Requirement ▸ Substitute "grid-cell" for "section-cell" in the records from the start up to and including the line with "section-cell xyxy=(978,653,985,660)". Reproduce only those lines and leave everything else unchanged.
------------------------
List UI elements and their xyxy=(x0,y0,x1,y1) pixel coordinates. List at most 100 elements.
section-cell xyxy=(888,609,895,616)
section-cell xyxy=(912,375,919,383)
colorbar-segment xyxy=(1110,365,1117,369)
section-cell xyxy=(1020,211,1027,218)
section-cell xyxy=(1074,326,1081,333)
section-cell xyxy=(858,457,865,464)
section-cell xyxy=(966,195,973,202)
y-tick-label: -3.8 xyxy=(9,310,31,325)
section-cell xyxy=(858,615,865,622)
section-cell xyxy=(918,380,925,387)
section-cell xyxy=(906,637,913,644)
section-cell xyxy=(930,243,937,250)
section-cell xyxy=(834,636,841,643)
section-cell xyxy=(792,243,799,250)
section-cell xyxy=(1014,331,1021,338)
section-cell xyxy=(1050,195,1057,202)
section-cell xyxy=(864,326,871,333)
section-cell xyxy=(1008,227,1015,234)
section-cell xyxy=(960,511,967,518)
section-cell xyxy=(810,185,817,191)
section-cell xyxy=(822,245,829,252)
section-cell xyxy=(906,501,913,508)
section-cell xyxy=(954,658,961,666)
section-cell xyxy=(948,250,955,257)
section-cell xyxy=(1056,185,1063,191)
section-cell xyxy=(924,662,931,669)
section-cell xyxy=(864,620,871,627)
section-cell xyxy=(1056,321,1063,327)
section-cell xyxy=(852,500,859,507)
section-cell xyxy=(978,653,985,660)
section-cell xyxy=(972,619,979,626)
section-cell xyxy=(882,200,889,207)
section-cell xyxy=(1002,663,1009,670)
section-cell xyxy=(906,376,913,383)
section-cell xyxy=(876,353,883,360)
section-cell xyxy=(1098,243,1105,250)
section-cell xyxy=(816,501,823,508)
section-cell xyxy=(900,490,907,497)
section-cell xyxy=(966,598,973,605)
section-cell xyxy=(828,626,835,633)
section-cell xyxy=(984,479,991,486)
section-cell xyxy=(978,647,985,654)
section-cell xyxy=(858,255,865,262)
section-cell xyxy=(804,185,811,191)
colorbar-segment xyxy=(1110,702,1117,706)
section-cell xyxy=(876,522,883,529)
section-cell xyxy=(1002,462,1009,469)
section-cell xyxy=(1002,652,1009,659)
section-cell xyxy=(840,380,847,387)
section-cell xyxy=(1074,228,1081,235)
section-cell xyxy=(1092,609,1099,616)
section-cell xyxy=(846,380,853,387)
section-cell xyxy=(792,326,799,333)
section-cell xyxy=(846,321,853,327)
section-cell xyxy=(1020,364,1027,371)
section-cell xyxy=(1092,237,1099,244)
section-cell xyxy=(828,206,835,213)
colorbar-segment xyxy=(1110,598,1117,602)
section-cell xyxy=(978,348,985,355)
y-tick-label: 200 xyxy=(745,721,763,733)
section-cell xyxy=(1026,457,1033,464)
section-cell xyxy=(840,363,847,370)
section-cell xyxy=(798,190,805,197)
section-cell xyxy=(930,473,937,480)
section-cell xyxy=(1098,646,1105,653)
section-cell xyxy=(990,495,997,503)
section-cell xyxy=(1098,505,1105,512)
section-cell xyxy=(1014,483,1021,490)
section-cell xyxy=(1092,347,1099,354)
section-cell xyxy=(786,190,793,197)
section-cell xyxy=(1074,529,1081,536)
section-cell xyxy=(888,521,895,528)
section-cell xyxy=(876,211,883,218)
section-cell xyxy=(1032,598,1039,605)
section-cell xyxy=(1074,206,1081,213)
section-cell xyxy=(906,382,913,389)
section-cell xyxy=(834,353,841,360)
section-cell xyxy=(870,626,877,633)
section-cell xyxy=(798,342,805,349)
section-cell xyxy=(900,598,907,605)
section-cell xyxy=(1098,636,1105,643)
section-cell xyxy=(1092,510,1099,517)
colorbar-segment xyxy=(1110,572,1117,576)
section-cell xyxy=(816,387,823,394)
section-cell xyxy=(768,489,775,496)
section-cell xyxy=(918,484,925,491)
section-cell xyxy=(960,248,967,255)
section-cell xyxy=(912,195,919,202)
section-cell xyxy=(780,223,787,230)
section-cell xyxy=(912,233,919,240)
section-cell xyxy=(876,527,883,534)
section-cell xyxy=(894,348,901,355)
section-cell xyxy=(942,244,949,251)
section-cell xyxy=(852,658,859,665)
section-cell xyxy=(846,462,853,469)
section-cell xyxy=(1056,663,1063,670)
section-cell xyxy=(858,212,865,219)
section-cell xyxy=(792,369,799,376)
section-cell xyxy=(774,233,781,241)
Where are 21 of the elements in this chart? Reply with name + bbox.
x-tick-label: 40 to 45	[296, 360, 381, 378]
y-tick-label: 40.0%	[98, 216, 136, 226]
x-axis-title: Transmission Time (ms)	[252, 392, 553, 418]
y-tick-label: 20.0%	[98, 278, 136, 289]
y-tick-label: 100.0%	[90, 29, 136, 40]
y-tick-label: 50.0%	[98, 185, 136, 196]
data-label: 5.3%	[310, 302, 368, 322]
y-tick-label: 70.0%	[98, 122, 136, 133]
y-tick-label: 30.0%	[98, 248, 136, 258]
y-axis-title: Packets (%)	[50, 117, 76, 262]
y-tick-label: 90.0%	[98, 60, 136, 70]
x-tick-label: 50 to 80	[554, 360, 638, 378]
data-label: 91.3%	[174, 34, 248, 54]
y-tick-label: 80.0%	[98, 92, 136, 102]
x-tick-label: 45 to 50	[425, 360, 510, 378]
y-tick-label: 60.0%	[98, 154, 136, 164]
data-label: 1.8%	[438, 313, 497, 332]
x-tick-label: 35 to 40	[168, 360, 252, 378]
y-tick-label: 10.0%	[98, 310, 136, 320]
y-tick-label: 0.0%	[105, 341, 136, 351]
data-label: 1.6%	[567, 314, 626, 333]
------------------------
Solution to the problem ▸
List UI elements and their xyxy=(x0,y0,x1,y1) pixel coordinates. List at most 100 elements.
grid-cell xyxy=(888,609,895,616)
grid-cell xyxy=(912,375,919,383)
colorbar-segment xyxy=(1110,365,1117,369)
grid-cell xyxy=(1020,211,1027,218)
grid-cell xyxy=(1074,326,1081,333)
grid-cell xyxy=(858,457,865,464)
grid-cell xyxy=(966,195,973,202)
y-tick-label: -3.8 xyxy=(9,310,31,325)
grid-cell xyxy=(858,615,865,622)
grid-cell xyxy=(918,380,925,387)
grid-cell xyxy=(906,637,913,644)
grid-cell xyxy=(930,243,937,250)
grid-cell xyxy=(834,636,841,643)
grid-cell xyxy=(792,243,799,250)
grid-cell xyxy=(1014,331,1021,338)
grid-cell xyxy=(1050,195,1057,202)
grid-cell xyxy=(864,326,871,333)
grid-cell xyxy=(1008,227,1015,234)
grid-cell xyxy=(960,511,967,518)
grid-cell xyxy=(810,185,817,191)
grid-cell xyxy=(822,245,829,252)
grid-cell xyxy=(906,501,913,508)
grid-cell xyxy=(954,658,961,666)
grid-cell xyxy=(948,250,955,257)
grid-cell xyxy=(1056,185,1063,191)
grid-cell xyxy=(924,662,931,669)
grid-cell xyxy=(864,620,871,627)
grid-cell xyxy=(1056,321,1063,327)
grid-cell xyxy=(852,500,859,507)
grid-cell xyxy=(978,653,985,660)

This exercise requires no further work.